LISTING:
########
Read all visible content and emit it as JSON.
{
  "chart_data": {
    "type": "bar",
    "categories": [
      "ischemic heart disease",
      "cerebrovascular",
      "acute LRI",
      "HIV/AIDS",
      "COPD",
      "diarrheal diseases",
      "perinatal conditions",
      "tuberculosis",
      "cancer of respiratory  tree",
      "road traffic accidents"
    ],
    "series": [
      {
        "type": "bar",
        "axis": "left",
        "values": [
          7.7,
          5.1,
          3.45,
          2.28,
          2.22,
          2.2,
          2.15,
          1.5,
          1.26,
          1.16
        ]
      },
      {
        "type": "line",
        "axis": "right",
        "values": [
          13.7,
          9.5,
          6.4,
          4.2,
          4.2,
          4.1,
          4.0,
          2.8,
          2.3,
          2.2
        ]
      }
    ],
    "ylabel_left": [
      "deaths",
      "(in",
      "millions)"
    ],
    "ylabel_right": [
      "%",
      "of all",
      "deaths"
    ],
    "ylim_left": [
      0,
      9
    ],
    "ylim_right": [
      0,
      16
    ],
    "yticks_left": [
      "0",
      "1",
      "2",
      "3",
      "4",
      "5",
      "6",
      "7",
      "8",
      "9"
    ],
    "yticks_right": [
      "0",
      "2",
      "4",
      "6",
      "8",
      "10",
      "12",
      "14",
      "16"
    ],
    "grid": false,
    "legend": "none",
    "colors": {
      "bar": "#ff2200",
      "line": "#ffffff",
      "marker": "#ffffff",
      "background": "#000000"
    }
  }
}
########
DESCRIPTION OF THE TASK: All of the entries above should be written out again exactly.

SOLUTION BELOW:
Read all visible content and emit it as JSON.
{
  "chart_data": {
    "type": "bar",
    "categories": [
      "ischemic heart disease",
      "cerebrovascular",
      "acute LRI",
      "HIV/AIDS",
      "COPD",
      "diarrheal diseases",
      "perinatal conditions",
      "tuberculosis",
      "cancer of respiratory  tree",
      "road traffic accidents"
    ],
    "series": [
      {
        "type": "bar",
        "axis": "left",
        "values": [
          7.7,
          5.1,
          3.45,
          2.28,
          2.22,
          2.2,
          2.15,
          1.5,
          1.26,
          1.16
        ]
      },
      {
        "type": "line",
        "axis": "right",
        "values": [
          13.7,
          9.5,
          6.4,
          4.2,
          4.2,
          4.1,
          4.0,
          2.8,
          2.3,
          2.2
        ]
      }
    ],
    "ylabel_left": [
      "deaths",
      "(in",
      "millions)"
    ],
    "ylabel_right": [
      "%",
      "of all",
      "deaths"
    ],
    "ylim_left": [
      0,
      9
    ],
    "ylim_right": [
      0,
      16
    ],
    "yticks_left": [
      "0",
      "1",
      "2",
      "3",
      "4",
      "5",
      "6",
      "7",
      "8",
      "9"
    ],
    "yticks_right": [
      "0",
      "2",
      "4",
      "6",
      "8",
      "10",
      "12",
      "14",
      "16"
    ],
    "grid": false,
    "legend": "none",
    "colors": {
      "bar": "#ff2200",
      "line": "#ffffff",
      "marker": "#ffffff",
      "background": "#000000"
    }
  }
}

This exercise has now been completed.